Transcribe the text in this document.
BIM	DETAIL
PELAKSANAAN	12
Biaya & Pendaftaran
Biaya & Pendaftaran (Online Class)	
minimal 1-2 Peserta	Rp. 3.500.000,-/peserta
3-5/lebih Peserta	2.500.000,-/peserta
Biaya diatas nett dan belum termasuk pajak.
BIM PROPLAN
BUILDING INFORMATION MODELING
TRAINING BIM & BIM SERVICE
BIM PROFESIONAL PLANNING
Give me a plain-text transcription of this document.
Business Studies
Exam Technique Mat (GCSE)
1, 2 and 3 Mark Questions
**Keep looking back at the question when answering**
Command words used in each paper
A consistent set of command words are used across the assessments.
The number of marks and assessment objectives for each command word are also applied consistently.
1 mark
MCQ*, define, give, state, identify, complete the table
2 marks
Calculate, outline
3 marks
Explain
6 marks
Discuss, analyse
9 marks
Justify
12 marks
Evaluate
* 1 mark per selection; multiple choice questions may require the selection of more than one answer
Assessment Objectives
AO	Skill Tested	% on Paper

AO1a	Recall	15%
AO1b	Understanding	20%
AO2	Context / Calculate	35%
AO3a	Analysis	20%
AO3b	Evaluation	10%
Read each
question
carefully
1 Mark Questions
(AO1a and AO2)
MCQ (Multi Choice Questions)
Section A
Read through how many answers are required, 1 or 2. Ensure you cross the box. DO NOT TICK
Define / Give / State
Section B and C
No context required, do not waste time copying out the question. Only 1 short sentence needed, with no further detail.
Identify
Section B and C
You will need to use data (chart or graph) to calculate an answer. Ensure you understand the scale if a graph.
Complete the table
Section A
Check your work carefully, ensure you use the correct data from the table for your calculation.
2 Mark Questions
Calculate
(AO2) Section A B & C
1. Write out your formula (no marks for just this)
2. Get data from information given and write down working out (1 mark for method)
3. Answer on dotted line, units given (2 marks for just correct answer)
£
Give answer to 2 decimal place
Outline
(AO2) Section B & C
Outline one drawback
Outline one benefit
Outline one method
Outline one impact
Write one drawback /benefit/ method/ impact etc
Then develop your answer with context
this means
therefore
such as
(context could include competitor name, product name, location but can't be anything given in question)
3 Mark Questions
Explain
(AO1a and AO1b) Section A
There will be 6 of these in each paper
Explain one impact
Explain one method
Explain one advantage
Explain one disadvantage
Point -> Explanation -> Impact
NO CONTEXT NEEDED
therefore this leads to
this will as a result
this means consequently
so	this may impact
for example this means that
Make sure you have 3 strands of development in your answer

> **Task to carry out**:
Quote all of the entries exactly as they appear.

> **Solution**:
Transcribe the text in this document.
BIM	DETAIL
PELAKSANAAN	12
Biaya & Pendaftaran
Biaya & Pendaftaran (Online Class)	
minimal 1-2 Peserta	Rp. 3.500.000,-/peserta
3-5/lebih Peserta	2.500.000,-/peserta
Biaya diatas nett dan belum termasuk pajak.
BIM PROPLAN
BUILDING INFORMATION MODELING
TRAINING BIM & BIM SERVICE
BIM PROFESIONAL PLANNING
Give me a plain-text transcription of this document.
Business Studies
Exam Technique Mat (GCSE)
1, 2 and 3 Mark Questions
**Keep looking back at the question when answering**
Command words used in each paper
A consistent set of command words are used across the assessments.
The number of marks and assessment objectives for each command word are also applied consistently.
1 mark
MCQ*, define, give, state, identify, complete the table
2 marks
Calculate, outline
3 marks
Explain
6 marks
Discuss, analyse
9 marks
Justify
12 marks
Evaluate
* 1 mark per selection; multiple choice questions may require the selection of more than one answer
Assessment Objectives
AO	Skill Tested	% on Paper

AO1a	Recall	15%
AO1b	Understanding	20%
AO2	Context / Calculate	35%
AO3a	Analysis	20%
AO3b	Evaluation	10%
Read each
question
carefully
1 Mark Questions
(AO1a and AO2)
MCQ (Multi Choice Questions)
Section A
Read through how many answers are required, 1 or 2. Ensure you cross the box. DO NOT TICK
Define / Give / State
Section B and C
No context required, do not waste time copying out the question. Only 1 short sentence needed, with no further detail.
Identify
Section B and C
You will need to use data (chart or graph) to calculate an answer. Ensure you understand the scale if a graph.
Complete the table
Section A
Check your work carefully, ensure you use the correct data from the table for your calculation.
2 Mark Questions
Calculate
(AO2) Section A B & C
1. Write out your formula (no marks for just this)
2. Get data from information given and write down working out (1 mark for method)
3. Answer on dotted line, units given (2 marks for just correct answer)
£
Give answer to 2 decimal place
Outline
(AO2) Section B & C
Outline one drawback
Outline one benefit
Outline one method
Outline one impact
Write one drawback /benefit/ method/ impact etc
Then develop your answer with context
this means
therefore
such as
(context could include competitor name, product name, location but can't be anything given in question)
3 Mark Questions
Explain
(AO1a and AO1b) Section A
There will be 6 of these in each paper
Explain one impact
Explain one method
Explain one advantage
Explain one disadvantage
Point -> Explanation -> Impact
NO CONTEXT NEEDED
therefore this leads to
this will as a result
this means consequently
so	this may impact
for example this means that
Make sure you have 3 strands of development in your answer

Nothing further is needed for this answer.